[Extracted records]
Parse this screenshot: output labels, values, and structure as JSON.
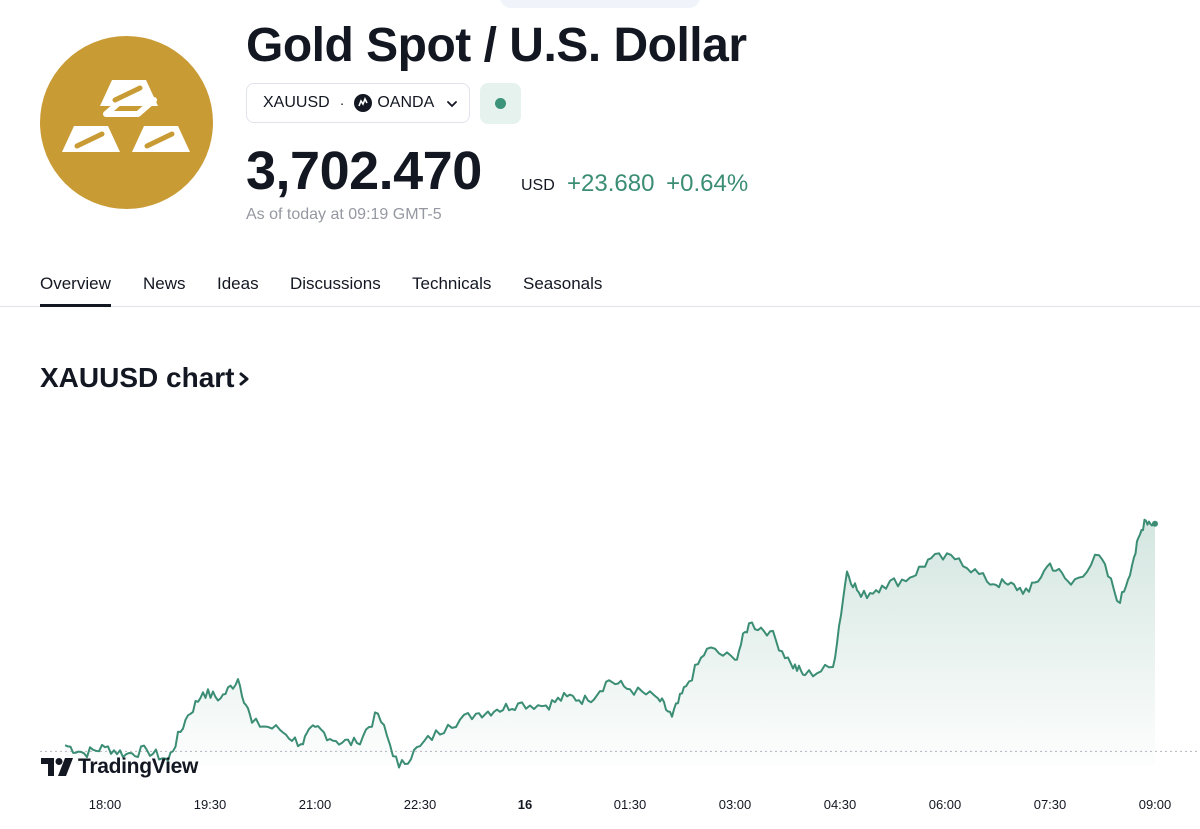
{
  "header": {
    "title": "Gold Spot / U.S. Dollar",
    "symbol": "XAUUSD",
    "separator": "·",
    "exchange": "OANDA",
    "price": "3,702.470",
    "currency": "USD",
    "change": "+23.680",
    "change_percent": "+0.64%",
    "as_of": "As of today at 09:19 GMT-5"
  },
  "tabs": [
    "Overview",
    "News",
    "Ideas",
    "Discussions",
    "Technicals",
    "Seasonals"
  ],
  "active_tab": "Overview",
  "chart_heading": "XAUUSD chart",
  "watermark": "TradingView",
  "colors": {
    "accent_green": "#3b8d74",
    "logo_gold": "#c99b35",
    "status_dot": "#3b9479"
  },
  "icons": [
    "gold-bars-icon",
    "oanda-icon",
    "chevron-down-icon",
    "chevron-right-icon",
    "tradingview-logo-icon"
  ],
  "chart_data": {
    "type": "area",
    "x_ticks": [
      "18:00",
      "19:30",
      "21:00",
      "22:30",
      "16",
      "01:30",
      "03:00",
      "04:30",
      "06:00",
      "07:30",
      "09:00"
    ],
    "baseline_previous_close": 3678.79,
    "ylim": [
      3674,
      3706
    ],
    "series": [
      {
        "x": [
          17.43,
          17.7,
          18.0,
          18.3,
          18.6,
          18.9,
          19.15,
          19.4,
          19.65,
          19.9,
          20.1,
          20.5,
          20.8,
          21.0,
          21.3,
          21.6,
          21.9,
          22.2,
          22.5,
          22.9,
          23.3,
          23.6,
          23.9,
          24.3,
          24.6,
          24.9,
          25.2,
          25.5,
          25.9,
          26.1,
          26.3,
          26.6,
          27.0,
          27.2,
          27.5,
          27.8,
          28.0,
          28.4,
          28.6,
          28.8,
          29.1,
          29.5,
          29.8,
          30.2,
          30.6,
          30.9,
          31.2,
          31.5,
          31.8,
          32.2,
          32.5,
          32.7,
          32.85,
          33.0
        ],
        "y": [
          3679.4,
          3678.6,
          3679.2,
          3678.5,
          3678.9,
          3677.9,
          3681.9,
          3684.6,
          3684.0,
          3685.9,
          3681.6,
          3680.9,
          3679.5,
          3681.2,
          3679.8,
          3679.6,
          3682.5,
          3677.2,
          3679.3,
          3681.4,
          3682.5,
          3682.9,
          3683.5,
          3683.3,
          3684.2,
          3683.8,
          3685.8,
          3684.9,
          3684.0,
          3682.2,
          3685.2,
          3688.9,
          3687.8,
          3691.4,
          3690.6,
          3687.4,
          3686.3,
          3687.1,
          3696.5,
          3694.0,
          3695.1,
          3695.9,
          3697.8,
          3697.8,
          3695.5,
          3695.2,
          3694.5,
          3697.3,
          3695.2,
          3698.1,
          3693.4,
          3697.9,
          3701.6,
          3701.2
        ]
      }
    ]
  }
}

WHAT TO WORK ON: Copy each line in full and exactly, omitting any picture.

TASK SOLUTION:
Parse this screenshot: output labels, values, and structure as JSON.
{
  "header": {
    "title": "Gold Spot / U.S. Dollar",
    "symbol": "XAUUSD",
    "separator": "·",
    "exchange": "OANDA",
    "price": "3,702.470",
    "currency": "USD",
    "change": "+23.680",
    "change_percent": "+0.64%",
    "as_of": "As of today at 09:19 GMT-5"
  },
  "tabs": [
    "Overview",
    "News",
    "Ideas",
    "Discussions",
    "Technicals",
    "Seasonals"
  ],
  "active_tab": "Overview",
  "chart_heading": "XAUUSD chart",
  "watermark": "TradingView",
  "colors": {
    "accent_green": "#3b8d74",
    "logo_gold": "#c99b35",
    "status_dot": "#3b9479"
  },
  "icons": [
    "gold-bars-icon",
    "oanda-icon",
    "chevron-down-icon",
    "chevron-right-icon",
    "tradingview-logo-icon"
  ],
  "chart_data": {
    "type": "area",
    "x_ticks": [
      "18:00",
      "19:30",
      "21:00",
      "22:30",
      "16",
      "01:30",
      "03:00",
      "04:30",
      "06:00",
      "07:30",
      "09:00"
    ],
    "baseline_previous_close": 3678.79,
    "ylim": [
      3674,
      3706
    ],
    "series": [
      {
        "x": [
          17.43,
          17.7,
          18.0,
          18.3,
          18.6,
          18.9,
          19.15,
          19.4,
          19.65,
          19.9,
          20.1,
          20.5,
          20.8,
          21.0,
          21.3,
          21.6,
          21.9,
          22.2,
          22.5,
          22.9,
          23.3,
          23.6,
          23.9,
          24.3,
          24.6,
          24.9,
          25.2,
          25.5,
          25.9,
          26.1,
          26.3,
          26.6,
          27.0,
          27.2,
          27.5,
          27.8,
          28.0,
          28.4,
          28.6,
          28.8,
          29.1,
          29.5,
          29.8,
          30.2,
          30.6,
          30.9,
          31.2,
          31.5,
          31.8,
          32.2,
          32.5,
          32.7,
          32.85,
          33.0
        ],
        "y": [
          3679.4,
          3678.6,
          3679.2,
          3678.5,
          3678.9,
          3677.9,
          3681.9,
          3684.6,
          3684.0,
          3685.9,
          3681.6,
          3680.9,
          3679.5,
          3681.2,
          3679.8,
          3679.6,
          3682.5,
          3677.2,
          3679.3,
          3681.4,
          3682.5,
          3682.9,
          3683.5,
          3683.3,
          3684.2,
          3683.8,
          3685.8,
          3684.9,
          3684.0,
          3682.2,
          3685.2,
          3688.9,
          3687.8,
          3691.4,
          3690.6,
          3687.4,
          3686.3,
          3687.1,
          3696.5,
          3694.0,
          3695.1,
          3695.9,
          3697.8,
          3697.8,
          3695.5,
          3695.2,
          3694.5,
          3697.3,
          3695.2,
          3698.1,
          3693.4,
          3697.9,
          3701.6,
          3701.2
        ]
      }
    ]
  }
}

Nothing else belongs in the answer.